(Dataset listings of figures)
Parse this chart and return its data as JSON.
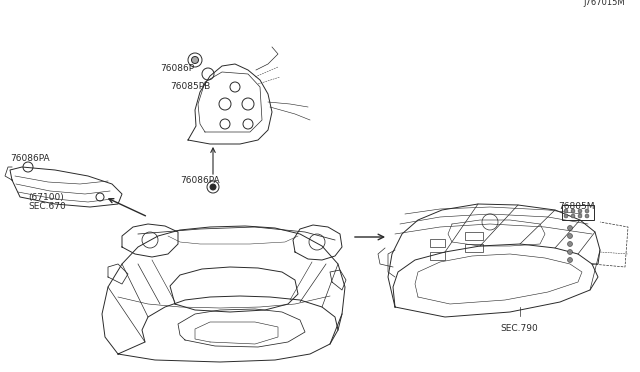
{
  "bg_color": "#ffffff",
  "line_color": "#2a2a2a",
  "lw": 0.7,
  "labels": {
    "sec670": "SEC.670\n(67100)",
    "76086PA_left": "76086PA",
    "76086PA_center": "76086PA",
    "76085PB": "76085PB",
    "76086P": "76086P",
    "sec790": "SEC.790",
    "76805M": "76805M",
    "diagram_num": "J767015M"
  }
}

== What the exercise asks ==
Restate every record exactly, please; do not copy the pictures.

== Exercise output ==
Parse this chart and return its data as JSON.
{
  "bg_color": "#ffffff",
  "line_color": "#2a2a2a",
  "lw": 0.7,
  "labels": {
    "sec670": "SEC.670\n(67100)",
    "76086PA_left": "76086PA",
    "76086PA_center": "76086PA",
    "76085PB": "76085PB",
    "76086P": "76086P",
    "sec790": "SEC.790",
    "76805M": "76805M",
    "diagram_num": "J767015M"
  }
}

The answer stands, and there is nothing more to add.